● Directive: Go through the listing and return every line with "text" in it.

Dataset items
:::::

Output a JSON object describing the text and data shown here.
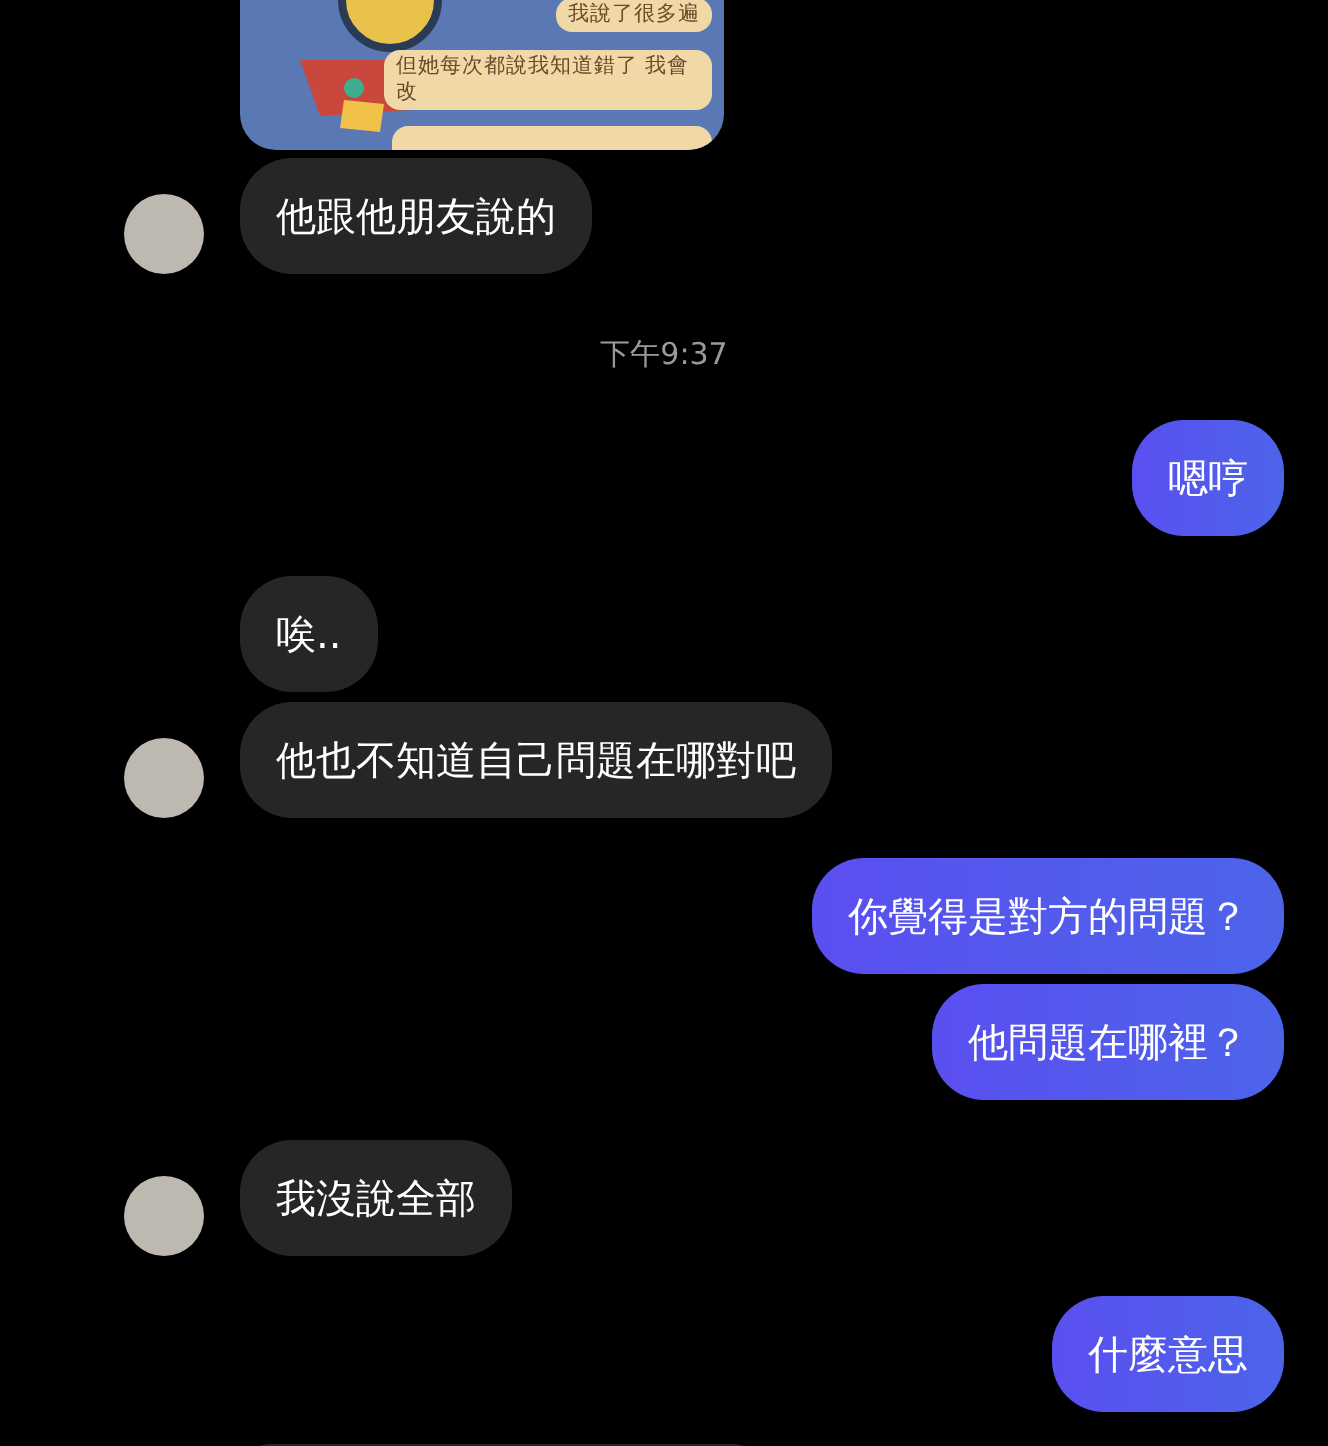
{
  "messages": [
    {
      "kind": "image",
      "avatar": false,
      "bubbles": [
        "我說了很多遍",
        "但她每次都說我知道錯了 我會改"
      ]
    },
    {
      "kind": "received",
      "avatar": true,
      "text": "他跟他朋友說的"
    },
    {
      "kind": "timestamp",
      "text": "下午9:37"
    },
    {
      "kind": "sent",
      "text": "嗯哼"
    },
    {
      "kind": "received",
      "avatar": false,
      "text": "唉.."
    },
    {
      "kind": "received",
      "avatar": true,
      "text": "他也不知道自己問題在哪對吧"
    },
    {
      "kind": "sent",
      "text": "你覺得是對方的問題？"
    },
    {
      "kind": "sent",
      "text": "他問題在哪裡？"
    },
    {
      "kind": "received",
      "avatar": true,
      "text": "我沒說全部"
    },
    {
      "kind": "sent",
      "text": "什麼意思"
    },
    {
      "kind": "partial",
      "avatar": false
    }
  ]
}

:::::

● Correct response:
Output a JSON object describing the text and data shown here.
      "text": "他跟他朋友說的"
      "text": "下午9:37"
      "text": "嗯哼"
      "text": "唉.."
      "text": "他也不知道自己問題在哪對吧"
      "text": "你覺得是對方的問題？"
      "text": "他問題在哪裡？"
      "text": "我沒說全部"
      "text": "什麼意思"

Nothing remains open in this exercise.